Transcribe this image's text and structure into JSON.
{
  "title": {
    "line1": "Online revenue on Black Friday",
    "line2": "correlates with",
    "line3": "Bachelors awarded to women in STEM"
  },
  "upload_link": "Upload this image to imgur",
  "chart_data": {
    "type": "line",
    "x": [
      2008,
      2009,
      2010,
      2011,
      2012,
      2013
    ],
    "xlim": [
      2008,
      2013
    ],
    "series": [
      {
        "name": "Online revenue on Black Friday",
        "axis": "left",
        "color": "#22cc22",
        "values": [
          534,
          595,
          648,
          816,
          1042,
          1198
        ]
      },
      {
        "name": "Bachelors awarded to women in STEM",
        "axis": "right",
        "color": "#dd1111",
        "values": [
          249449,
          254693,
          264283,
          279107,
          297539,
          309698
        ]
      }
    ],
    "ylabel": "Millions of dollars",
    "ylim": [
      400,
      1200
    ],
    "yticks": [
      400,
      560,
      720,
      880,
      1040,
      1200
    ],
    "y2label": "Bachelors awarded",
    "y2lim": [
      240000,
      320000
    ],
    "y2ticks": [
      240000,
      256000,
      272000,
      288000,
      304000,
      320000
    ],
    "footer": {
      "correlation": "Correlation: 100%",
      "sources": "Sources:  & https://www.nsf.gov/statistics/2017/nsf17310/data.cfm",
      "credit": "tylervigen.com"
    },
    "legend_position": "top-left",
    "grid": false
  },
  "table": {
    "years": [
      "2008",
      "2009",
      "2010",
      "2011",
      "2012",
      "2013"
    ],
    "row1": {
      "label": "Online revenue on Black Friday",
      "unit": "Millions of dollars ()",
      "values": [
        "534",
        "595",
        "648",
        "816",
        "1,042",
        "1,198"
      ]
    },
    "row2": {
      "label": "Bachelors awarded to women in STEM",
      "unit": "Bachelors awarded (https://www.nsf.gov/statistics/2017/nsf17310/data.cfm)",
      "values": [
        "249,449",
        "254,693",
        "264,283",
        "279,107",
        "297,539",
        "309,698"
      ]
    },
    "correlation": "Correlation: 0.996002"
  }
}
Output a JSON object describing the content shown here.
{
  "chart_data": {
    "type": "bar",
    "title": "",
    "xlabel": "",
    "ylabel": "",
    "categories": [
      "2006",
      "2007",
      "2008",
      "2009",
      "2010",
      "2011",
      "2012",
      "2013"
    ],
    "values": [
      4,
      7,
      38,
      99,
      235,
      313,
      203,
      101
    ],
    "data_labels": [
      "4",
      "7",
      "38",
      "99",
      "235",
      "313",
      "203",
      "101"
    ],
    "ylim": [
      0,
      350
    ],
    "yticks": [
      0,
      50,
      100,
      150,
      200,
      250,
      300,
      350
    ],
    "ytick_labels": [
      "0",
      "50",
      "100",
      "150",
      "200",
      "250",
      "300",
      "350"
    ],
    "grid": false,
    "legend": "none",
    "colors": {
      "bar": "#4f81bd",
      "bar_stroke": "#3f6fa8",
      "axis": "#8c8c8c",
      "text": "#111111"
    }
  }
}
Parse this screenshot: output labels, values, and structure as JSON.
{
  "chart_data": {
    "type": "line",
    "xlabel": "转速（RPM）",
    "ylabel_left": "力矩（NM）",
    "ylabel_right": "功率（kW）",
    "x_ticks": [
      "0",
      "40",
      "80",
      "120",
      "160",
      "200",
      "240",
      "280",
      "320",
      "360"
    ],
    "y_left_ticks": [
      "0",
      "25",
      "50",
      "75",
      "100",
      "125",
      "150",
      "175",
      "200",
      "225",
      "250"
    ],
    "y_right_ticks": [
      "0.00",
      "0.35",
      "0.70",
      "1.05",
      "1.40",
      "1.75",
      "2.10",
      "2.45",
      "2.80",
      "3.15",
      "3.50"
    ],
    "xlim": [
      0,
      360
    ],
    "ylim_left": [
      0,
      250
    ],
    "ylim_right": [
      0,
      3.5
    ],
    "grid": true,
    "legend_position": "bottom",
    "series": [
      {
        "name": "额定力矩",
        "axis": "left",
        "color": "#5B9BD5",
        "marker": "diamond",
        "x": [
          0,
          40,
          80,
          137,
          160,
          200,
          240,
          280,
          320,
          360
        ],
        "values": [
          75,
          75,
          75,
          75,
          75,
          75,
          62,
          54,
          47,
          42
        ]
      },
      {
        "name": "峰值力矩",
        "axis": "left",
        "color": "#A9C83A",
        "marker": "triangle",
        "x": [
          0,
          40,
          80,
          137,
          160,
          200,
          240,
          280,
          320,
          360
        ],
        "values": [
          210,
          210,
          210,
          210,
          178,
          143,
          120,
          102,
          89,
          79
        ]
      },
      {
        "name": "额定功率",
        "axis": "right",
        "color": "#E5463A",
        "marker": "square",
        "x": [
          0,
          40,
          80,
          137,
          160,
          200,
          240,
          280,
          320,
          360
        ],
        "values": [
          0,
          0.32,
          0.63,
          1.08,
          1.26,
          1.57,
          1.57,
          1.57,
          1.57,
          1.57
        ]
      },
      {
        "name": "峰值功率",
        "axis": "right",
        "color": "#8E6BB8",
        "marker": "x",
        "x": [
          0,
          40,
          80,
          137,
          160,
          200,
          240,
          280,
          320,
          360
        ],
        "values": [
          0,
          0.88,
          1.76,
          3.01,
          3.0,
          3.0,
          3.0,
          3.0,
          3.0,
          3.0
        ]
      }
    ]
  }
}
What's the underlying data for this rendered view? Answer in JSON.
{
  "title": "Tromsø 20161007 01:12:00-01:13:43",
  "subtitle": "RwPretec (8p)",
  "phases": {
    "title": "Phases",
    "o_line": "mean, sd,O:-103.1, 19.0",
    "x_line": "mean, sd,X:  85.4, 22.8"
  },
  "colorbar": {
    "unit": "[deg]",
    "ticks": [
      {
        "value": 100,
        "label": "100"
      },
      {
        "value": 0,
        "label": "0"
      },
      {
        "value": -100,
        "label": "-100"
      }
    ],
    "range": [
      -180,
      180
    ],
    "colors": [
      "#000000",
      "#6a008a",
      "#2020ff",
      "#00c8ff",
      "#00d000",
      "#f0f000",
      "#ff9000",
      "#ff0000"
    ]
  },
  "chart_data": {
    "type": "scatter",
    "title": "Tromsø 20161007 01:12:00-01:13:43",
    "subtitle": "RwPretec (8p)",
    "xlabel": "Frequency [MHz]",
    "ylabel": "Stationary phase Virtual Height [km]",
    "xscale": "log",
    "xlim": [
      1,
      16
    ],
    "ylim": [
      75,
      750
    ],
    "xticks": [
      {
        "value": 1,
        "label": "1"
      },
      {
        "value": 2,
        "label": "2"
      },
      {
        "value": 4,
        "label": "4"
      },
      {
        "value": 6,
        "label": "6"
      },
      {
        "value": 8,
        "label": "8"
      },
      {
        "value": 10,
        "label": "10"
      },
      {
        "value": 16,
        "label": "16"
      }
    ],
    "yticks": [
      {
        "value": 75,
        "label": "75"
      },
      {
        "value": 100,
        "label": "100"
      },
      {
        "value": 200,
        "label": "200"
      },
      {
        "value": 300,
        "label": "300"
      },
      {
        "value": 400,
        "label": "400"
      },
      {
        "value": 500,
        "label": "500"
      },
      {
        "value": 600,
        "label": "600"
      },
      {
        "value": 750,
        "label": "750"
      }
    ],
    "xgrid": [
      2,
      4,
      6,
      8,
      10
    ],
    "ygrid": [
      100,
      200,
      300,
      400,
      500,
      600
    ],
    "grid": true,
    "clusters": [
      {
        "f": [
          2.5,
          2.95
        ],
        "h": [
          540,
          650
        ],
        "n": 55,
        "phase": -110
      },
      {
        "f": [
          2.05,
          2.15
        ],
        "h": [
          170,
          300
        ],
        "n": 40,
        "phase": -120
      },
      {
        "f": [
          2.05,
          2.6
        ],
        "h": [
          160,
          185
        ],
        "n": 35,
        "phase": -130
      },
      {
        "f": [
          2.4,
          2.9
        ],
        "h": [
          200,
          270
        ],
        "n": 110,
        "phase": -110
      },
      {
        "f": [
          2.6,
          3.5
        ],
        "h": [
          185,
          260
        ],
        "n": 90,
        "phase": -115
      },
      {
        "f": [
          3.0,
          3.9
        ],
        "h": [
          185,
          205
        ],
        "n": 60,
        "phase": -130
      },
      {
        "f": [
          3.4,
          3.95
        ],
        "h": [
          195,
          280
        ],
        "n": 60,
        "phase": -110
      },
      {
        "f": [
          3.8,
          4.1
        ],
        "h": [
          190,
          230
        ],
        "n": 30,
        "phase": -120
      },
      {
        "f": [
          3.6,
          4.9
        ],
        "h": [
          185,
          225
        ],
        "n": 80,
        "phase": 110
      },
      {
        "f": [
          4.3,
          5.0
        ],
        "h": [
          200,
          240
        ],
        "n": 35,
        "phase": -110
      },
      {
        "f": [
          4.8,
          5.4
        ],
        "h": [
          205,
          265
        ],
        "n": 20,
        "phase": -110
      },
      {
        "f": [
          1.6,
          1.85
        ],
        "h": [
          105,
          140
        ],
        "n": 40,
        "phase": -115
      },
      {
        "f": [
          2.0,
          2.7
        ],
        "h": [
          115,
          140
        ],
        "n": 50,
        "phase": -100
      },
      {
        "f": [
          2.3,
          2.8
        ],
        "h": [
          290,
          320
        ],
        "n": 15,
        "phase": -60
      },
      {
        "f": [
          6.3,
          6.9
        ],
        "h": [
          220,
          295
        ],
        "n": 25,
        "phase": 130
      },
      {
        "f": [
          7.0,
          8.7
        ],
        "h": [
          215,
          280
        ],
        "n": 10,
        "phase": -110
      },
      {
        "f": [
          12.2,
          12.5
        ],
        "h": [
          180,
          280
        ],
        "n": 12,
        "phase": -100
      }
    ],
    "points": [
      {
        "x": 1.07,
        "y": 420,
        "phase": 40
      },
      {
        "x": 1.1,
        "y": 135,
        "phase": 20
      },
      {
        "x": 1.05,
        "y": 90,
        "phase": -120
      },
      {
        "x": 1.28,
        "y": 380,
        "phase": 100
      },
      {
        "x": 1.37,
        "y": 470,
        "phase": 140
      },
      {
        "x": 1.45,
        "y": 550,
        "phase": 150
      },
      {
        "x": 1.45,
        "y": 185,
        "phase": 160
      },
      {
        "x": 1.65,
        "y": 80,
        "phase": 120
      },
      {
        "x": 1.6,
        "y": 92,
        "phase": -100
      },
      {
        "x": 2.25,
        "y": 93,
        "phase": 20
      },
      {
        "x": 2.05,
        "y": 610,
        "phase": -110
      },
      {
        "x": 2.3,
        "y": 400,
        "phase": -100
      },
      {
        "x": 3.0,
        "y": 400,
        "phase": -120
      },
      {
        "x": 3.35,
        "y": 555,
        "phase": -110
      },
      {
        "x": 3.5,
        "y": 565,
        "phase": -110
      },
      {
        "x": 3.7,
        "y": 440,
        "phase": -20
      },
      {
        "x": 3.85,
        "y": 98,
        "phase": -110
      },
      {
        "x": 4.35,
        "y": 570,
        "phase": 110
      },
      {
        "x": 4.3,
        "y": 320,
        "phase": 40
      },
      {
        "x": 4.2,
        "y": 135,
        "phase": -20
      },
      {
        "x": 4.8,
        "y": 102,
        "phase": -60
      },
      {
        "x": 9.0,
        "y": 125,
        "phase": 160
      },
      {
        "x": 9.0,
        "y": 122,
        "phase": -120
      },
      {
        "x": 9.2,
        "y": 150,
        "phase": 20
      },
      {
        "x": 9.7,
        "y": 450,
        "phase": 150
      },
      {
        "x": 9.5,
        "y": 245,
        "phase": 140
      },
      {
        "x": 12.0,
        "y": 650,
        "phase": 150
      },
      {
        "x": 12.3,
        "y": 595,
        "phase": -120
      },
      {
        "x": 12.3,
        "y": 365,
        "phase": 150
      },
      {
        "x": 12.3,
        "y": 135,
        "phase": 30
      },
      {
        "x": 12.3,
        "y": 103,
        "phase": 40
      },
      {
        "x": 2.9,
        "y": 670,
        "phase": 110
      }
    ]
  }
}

————————

— PROBLEM DETAILS —
Copy every line in the records above that contains the word "Bachelors".

— EXERCISE OUTPUT —
    "line3": "Bachelors awarded to women in STEM"
        "name": "Bachelors awarded to women in STEM",
    "y2label": "Bachelors awarded",
      "label": "Bachelors awarded to women in STEM",
      "unit": "Bachelors awarded (https://www.nsf.gov/statistics/2017/nsf17310/data.cfm)",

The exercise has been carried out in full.